THE DATA:
+++++

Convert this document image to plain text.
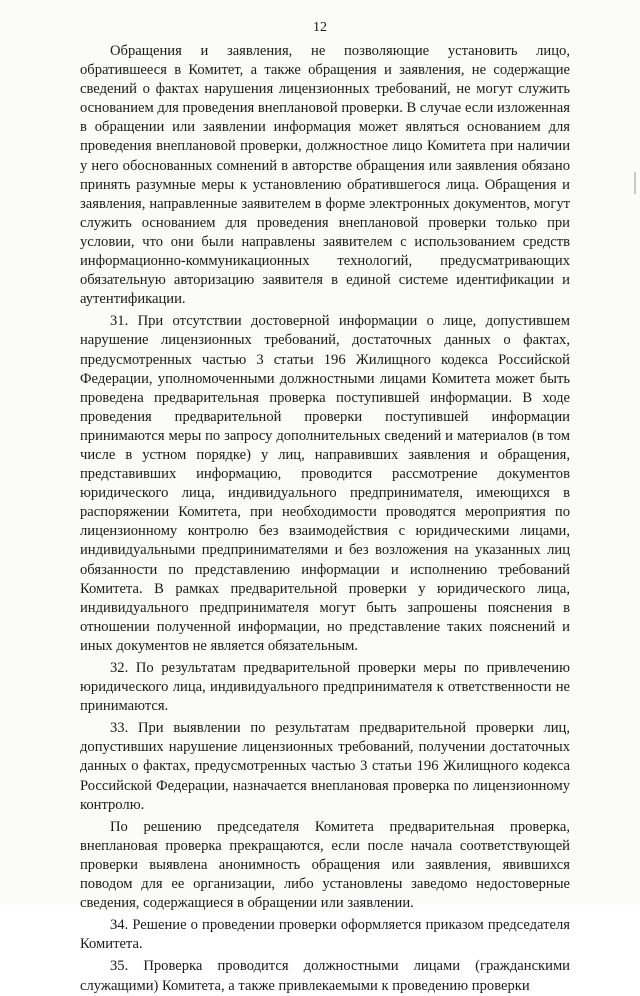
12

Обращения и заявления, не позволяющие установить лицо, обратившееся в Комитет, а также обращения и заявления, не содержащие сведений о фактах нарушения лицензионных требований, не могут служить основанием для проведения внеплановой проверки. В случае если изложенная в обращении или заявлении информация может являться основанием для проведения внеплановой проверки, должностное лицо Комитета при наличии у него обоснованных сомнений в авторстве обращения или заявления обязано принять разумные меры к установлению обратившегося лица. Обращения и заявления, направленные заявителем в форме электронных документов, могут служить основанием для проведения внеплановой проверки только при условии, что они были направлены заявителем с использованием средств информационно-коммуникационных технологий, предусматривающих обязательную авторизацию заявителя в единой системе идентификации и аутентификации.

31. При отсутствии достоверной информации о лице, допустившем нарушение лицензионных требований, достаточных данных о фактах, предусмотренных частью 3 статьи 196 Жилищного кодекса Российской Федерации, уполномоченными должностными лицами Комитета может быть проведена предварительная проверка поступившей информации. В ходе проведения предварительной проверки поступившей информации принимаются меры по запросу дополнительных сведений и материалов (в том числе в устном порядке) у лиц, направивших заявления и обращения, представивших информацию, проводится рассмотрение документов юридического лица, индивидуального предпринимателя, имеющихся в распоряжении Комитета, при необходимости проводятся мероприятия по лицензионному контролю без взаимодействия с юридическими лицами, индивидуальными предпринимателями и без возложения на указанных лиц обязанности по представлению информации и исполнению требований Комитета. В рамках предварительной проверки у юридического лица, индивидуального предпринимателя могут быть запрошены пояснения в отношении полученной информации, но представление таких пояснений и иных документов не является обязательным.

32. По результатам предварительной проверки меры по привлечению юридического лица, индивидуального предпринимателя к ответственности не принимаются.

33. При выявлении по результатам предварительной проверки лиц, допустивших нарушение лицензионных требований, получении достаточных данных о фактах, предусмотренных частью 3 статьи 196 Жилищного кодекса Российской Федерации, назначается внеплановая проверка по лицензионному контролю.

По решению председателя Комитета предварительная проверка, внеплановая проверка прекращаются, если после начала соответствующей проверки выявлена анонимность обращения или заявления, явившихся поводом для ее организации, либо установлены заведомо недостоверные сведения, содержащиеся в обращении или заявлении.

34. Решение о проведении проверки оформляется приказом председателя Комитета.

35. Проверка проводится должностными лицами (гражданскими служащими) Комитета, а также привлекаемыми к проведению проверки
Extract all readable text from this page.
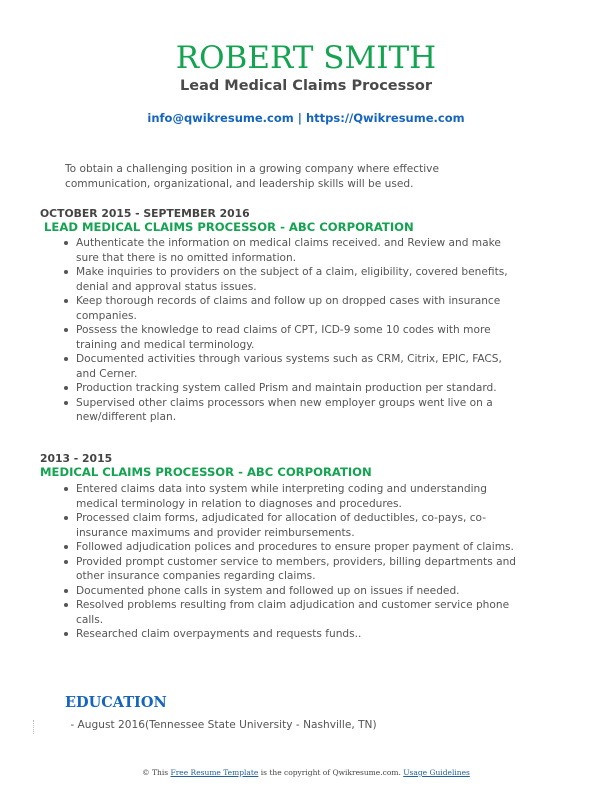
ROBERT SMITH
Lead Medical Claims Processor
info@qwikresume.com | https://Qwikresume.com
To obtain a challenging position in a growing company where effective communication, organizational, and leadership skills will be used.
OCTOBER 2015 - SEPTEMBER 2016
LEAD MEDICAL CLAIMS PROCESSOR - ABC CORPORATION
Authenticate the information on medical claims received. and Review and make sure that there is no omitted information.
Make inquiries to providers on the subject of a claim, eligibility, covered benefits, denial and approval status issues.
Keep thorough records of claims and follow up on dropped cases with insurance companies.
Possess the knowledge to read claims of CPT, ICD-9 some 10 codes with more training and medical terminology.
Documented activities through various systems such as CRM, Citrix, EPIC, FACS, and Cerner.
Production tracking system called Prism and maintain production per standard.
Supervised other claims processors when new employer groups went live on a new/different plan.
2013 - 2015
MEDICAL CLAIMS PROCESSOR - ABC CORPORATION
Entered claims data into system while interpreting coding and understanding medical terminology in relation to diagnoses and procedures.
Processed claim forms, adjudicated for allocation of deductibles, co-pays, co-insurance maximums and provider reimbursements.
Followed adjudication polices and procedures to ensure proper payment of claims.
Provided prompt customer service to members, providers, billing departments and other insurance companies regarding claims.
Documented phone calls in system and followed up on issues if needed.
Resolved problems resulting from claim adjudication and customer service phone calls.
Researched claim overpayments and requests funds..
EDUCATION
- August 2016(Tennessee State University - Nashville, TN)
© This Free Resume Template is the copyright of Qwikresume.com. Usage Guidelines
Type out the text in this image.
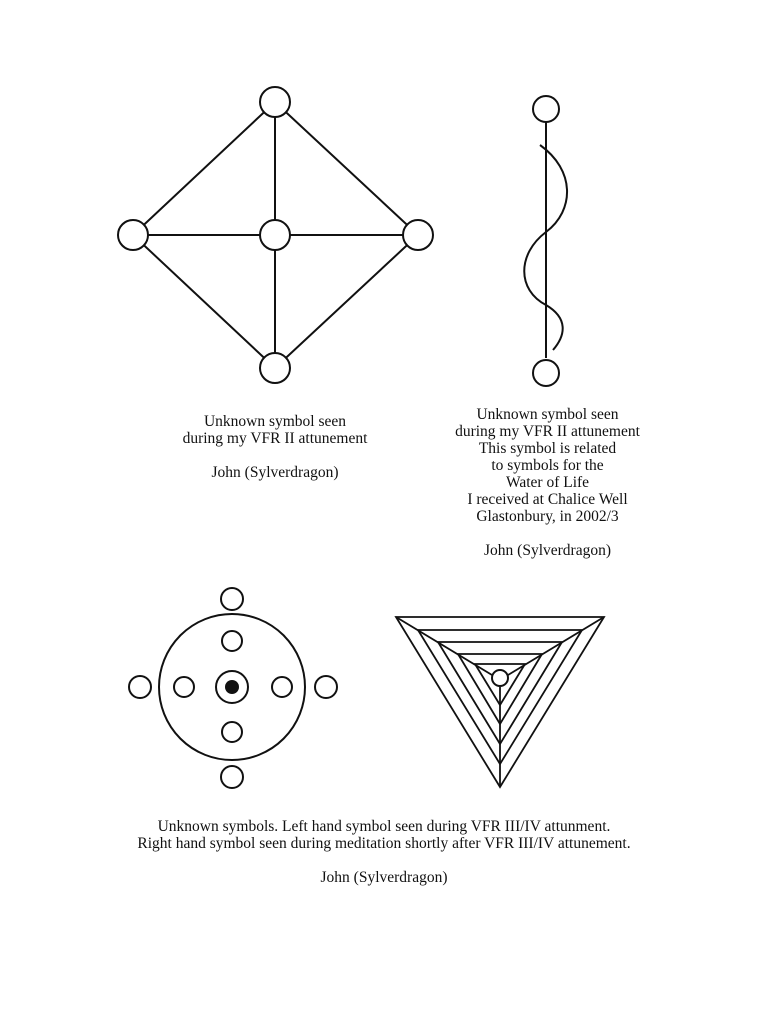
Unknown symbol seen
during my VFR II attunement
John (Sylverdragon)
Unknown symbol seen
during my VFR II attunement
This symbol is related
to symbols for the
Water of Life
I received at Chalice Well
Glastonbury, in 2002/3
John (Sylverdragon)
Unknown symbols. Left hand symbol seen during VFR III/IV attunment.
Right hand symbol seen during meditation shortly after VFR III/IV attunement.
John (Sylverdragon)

+++++

DIRECTIONS: Write every entry out again exactly, dropping the pictures.

SOLUTION FOR THIS PROBLEM:
Convert this document image to plain text.
12

Обращения и заявления, не позволяющие установить лицо, обратившееся в Комитет, а также обращения и заявления, не содержащие сведений о фактах нарушения лицензионных требований, не могут служить основанием для проведения внеплановой проверки. В случае если изложенная в обращении или заявлении информация может являться основанием для проведения внеплановой проверки, должностное лицо Комитета при наличии у него обоснованных сомнений в авторстве обращения или заявления обязано принять разумные меры к установлению обратившегося лица. Обращения и заявления, направленные заявителем в форме электронных документов, могут служить основанием для проведения внеплановой проверки только при условии, что они были направлены заявителем с использованием средств информационно-коммуникационных технологий, предусматривающих обязательную авторизацию заявителя в единой системе идентификации и аутентификации.

31. При отсутствии достоверной информации о лице, допустившем нарушение лицензионных требований, достаточных данных о фактах, предусмотренных частью 3 статьи 196 Жилищного кодекса Российской Федерации, уполномоченными должностными лицами Комитета может быть проведена предварительная проверка поступившей информации. В ходе проведения предварительной проверки поступившей информации принимаются меры по запросу дополнительных сведений и материалов (в том числе в устном порядке) у лиц, направивших заявления и обращения, представивших информацию, проводится рассмотрение документов юридического лица, индивидуального предпринимателя, имеющихся в распоряжении Комитета, при необходимости проводятся мероприятия по лицензионному контролю без взаимодействия с юридическими лицами, индивидуальными предпринимателями и без возложения на указанных лиц обязанности по представлению информации и исполнению требований Комитета. В рамках предварительной проверки у юридического лица, индивидуального предпринимателя могут быть запрошены пояснения в отношении полученной информации, но представление таких пояснений и иных документов не является обязательным.

32. По результатам предварительной проверки меры по привлечению юридического лица, индивидуального предпринимателя к ответственности не принимаются.

33. При выявлении по результатам предварительной проверки лиц, допустивших нарушение лицензионных требований, получении достаточных данных о фактах, предусмотренных частью 3 статьи 196 Жилищного кодекса Российской Федерации, назначается внеплановая проверка по лицензионному контролю.

По решению председателя Комитета предварительная проверка, внеплановая проверка прекращаются, если после начала соответствующей проверки выявлена анонимность обращения или заявления, явившихся поводом для ее организации, либо установлены заведомо недостоверные сведения, содержащиеся в обращении или заявлении.

34. Решение о проведении проверки оформляется приказом председателя Комитета.

35. Проверка проводится должностными лицами (гражданскими служащими) Комитета, а также привлекаемыми к проведению проверки
Extract all readable text from this page.
ROBERT SMITH
Lead Medical Claims Processor
info@qwikresume.com | https://Qwikresume.com
To obtain a challenging position in a growing company where effective communication, organizational, and leadership skills will be used.
OCTOBER 2015 - SEPTEMBER 2016
LEAD MEDICAL CLAIMS PROCESSOR - ABC CORPORATION
Authenticate the information on medical claims received. and Review and make sure that there is no omitted information.
Make inquiries to providers on the subject of a claim, eligibility, covered benefits, denial and approval status issues.
Keep thorough records of claims and follow up on dropped cases with insurance companies.
Possess the knowledge to read claims of CPT, ICD-9 some 10 codes with more training and medical terminology.
Documented activities through various systems such as CRM, Citrix, EPIC, FACS, and Cerner.
Production tracking system called Prism and maintain production per standard.
Supervised other claims processors when new employer groups went live on a new/different plan.
2013 - 2015
MEDICAL CLAIMS PROCESSOR - ABC CORPORATION
Entered claims data into system while interpreting coding and understanding medical terminology in relation to diagnoses and procedures.
Processed claim forms, adjudicated for allocation of deductibles, co-pays, co-insurance maximums and provider reimbursements.
Followed adjudication polices and procedures to ensure proper payment of claims.
Provided prompt customer service to members, providers, billing departments and other insurance companies regarding claims.
Documented phone calls in system and followed up on issues if needed.
Resolved problems resulting from claim adjudication and customer service phone calls.
Researched claim overpayments and requests funds..
EDUCATION
- August 2016(Tennessee State University - Nashville, TN)
© This Free Resume Template is the copyright of Qwikresume.com. Usage Guidelines
Type out the text in this image.
Unknown symbol seen
during my VFR II attunement
John (Sylverdragon)
Unknown symbol seen
during my VFR II attunement
This symbol is related
to symbols for the
Water of Life
I received at Chalice Well
Glastonbury, in 2002/3
John (Sylverdragon)
Unknown symbols. Left hand symbol seen during VFR III/IV attunment.
Right hand symbol seen during meditation shortly after VFR III/IV attunement.
John (Sylverdragon)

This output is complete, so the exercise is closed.